_EXERCISE GOAL_:
Pictures appear in the records below; write out everything else exactly.

_THE INPUT_:
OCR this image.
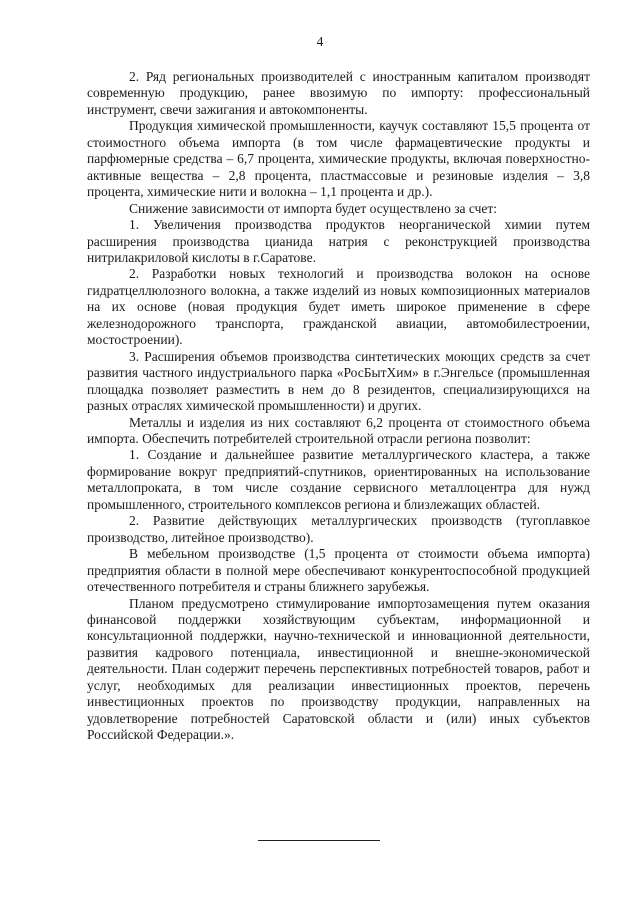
4

2. Ряд региональных производителей с иностранным капиталом производят современную продукцию, ранее ввозимую по импорту: профессиональный инструмент, свечи зажигания и автокомпоненты.

Продукция химической промышленности, каучук составляют 15,5 процента от стоимостного объема импорта (в том числе фармацевтические продукты и парфюмерные средства – 6,7 процента, химические продукты, включая поверхностно-активные вещества – 2,8 процента, пластмассовые и резиновые изделия – 3,8 процента, химические нити и волокна – 1,1 процента и др.).

Снижение зависимости от импорта будет осуществлено за счет:

1. Увеличения производства продуктов неорганической химии путем расширения производства цианида натрия с реконструкцией производства нитрилакриловой кислоты в г.Саратове.

2. Разработки новых технологий и производства волокон на основе гидратцеллюлозного волокна, а также изделий из новых композиционных материалов на их основе (новая продукция будет иметь широкое применение в сфере железнодорожного транспорта, гражданской авиации, автомобилестроении, мостостроении).

3. Расширения объемов производства синтетических моющих средств за счет развития частного индустриального парка «РосБытХим» в г.Энгельсе (промышленная площадка позволяет разместить в нем до 8 резидентов, специализирующихся на разных отраслях химической промышленности) и других.

Металлы и изделия из них составляют 6,2 процента от стоимостного объема импорта. Обеспечить потребителей строительной отрасли региона позволит:

1. Создание и дальнейшее развитие металлургического кластера, а также формирование вокруг предприятий-спутников, ориентированных на использование металлопроката, в том числе создание сервисного металлоцентра для нужд промышленного, строительного комплексов региона и близлежащих областей.

2. Развитие действующих металлургических производств (тугоплавкое производство, литейное производство).

В мебельном производстве (1,5 процента от стоимости объема импорта) предприятия области в полной мере обеспечивают конкурентоспособной продукцией отечественного потребителя и страны ближнего зарубежья.

Планом предусмотрено стимулирование импортозамещения путем оказания финансовой поддержки хозяйствующим субъектам, информационной и консультационной поддержки, научно-технической и инновационной деятельности, развития кадрового потенциала, инвестиционной и внешне-экономической деятельности. План содержит перечень перспективных потребностей товаров, работ и услуг, необходимых для реализации инвестиционных проектов, перечень инвестиционных проектов по производству продукции, направленных на удовлетворение потребностей Саратовской области и (или) иных субъектов Российской Федерации.».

_TASK RESULT_:
OCR this image.
4

2. Ряд региональных производителей с иностранным капиталом производят современную продукцию, ранее ввозимую по импорту: профессиональный инструмент, свечи зажигания и автокомпоненты.

Продукция химической промышленности, каучук составляют 15,5 процента от стоимостного объема импорта (в том числе фармацевтические продукты и парфюмерные средства – 6,7 процента, химические продукты, включая поверхностно-активные вещества – 2,8 процента, пластмассовые и резиновые изделия – 3,8 процента, химические нити и волокна – 1,1 процента и др.).

Снижение зависимости от импорта будет осуществлено за счет:

1. Увеличения производства продуктов неорганической химии путем расширения производства цианида натрия с реконструкцией производства нитрилакриловой кислоты в г.Саратове.

2. Разработки новых технологий и производства волокон на основе гидратцеллюлозного волокна, а также изделий из новых композиционных материалов на их основе (новая продукция будет иметь широкое применение в сфере железнодорожного транспорта, гражданской авиации, автомобилестроении, мостостроении).

3. Расширения объемов производства синтетических моющих средств за счет развития частного индустриального парка «РосБытХим» в г.Энгельсе (промышленная площадка позволяет разместить в нем до 8 резидентов, специализирующихся на разных отраслях химической промышленности) и других.

Металлы и изделия из них составляют 6,2 процента от стоимостного объема импорта. Обеспечить потребителей строительной отрасли региона позволит:

1. Создание и дальнейшее развитие металлургического кластера, а также формирование вокруг предприятий-спутников, ориентированных на использование металлопроката, в том числе создание сервисного металлоцентра для нужд промышленного, строительного комплексов региона и близлежащих областей.

2. Развитие действующих металлургических производств (тугоплавкое производство, литейное производство).

В мебельном производстве (1,5 процента от стоимости объема импорта) предприятия области в полной мере обеспечивают конкурентоспособной продукцией отечественного потребителя и страны ближнего зарубежья.

Планом предусмотрено стимулирование импортозамещения путем оказания финансовой поддержки хозяйствующим субъектам, информационной и консультационной поддержки, научно-технической и инновационной деятельности, развития кадрового потенциала, инвестиционной и внешне-экономической деятельности. План содержит перечень перспективных потребностей товаров, работ и услуг, необходимых для реализации инвестиционных проектов, перечень инвестиционных проектов по производству продукции, направленных на удовлетворение потребностей Саратовской области и (или) иных субъектов Российской Федерации.».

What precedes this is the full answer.